Select all lines in the records that include "bottom".

------ Material for this task ------

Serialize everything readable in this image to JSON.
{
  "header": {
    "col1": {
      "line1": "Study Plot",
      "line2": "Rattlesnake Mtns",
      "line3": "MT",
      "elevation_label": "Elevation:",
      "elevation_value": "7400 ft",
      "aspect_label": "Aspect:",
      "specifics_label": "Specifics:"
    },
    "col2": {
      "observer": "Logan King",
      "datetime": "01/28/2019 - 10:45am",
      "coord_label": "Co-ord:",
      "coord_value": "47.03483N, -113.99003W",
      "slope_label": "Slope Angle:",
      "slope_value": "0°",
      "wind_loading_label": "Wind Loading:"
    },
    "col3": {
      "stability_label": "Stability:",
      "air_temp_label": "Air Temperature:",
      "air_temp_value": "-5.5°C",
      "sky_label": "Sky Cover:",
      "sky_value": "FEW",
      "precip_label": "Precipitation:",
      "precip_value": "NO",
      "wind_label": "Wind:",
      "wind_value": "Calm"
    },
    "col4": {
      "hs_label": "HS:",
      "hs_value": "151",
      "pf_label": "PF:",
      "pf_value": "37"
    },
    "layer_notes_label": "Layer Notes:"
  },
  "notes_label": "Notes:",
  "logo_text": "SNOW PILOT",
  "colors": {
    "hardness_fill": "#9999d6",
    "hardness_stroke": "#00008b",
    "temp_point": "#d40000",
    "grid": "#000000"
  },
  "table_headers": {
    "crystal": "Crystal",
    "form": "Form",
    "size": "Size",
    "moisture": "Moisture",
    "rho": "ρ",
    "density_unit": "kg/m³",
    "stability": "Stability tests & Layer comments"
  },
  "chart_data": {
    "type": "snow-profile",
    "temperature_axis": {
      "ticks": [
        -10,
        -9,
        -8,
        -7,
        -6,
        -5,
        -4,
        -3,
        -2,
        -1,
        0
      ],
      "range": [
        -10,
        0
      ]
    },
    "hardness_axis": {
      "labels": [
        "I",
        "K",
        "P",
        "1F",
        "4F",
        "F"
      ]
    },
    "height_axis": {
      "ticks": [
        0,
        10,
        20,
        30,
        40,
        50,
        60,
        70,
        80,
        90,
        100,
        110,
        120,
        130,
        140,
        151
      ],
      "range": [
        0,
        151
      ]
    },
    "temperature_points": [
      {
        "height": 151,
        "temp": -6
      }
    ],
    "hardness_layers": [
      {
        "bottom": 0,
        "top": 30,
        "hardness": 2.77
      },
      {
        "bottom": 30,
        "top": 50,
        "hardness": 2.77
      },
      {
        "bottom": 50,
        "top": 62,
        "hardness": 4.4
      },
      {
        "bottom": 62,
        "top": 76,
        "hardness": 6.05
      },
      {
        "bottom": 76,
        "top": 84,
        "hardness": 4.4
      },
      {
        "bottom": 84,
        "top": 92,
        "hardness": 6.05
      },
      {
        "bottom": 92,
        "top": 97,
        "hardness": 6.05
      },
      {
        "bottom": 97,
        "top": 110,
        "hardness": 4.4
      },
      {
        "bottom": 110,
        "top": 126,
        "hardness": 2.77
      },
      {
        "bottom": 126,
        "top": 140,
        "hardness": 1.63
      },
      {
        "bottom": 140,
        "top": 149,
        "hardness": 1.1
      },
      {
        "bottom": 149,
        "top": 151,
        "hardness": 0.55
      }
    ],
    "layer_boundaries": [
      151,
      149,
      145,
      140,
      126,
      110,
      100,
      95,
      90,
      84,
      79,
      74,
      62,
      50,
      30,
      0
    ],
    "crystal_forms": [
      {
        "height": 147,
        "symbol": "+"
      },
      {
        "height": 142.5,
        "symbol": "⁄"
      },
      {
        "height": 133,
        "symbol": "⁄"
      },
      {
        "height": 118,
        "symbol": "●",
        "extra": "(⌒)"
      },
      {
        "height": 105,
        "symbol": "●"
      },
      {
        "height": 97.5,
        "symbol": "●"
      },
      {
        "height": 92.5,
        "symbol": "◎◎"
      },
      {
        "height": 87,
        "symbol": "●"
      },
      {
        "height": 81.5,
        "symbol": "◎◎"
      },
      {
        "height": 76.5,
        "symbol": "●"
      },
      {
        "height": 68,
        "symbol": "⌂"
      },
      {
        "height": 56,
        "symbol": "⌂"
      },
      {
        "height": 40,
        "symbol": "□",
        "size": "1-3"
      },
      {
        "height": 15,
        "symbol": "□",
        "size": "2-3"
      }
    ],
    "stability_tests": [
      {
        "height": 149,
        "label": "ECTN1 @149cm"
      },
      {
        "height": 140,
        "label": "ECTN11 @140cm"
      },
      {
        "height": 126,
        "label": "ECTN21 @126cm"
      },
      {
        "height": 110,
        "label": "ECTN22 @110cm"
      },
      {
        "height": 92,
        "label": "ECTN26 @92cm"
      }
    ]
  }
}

------

### Answer to this exercise
        "bottom": 0,
        "bottom": 30,
        "bottom": 50,
        "bottom": 62,
        "bottom": 76,
        "bottom": 84,
        "bottom": 92,
        "bottom": 97,
        "bottom": 110,
        "bottom": 126,
        "bottom": 140,
        "bottom": 149,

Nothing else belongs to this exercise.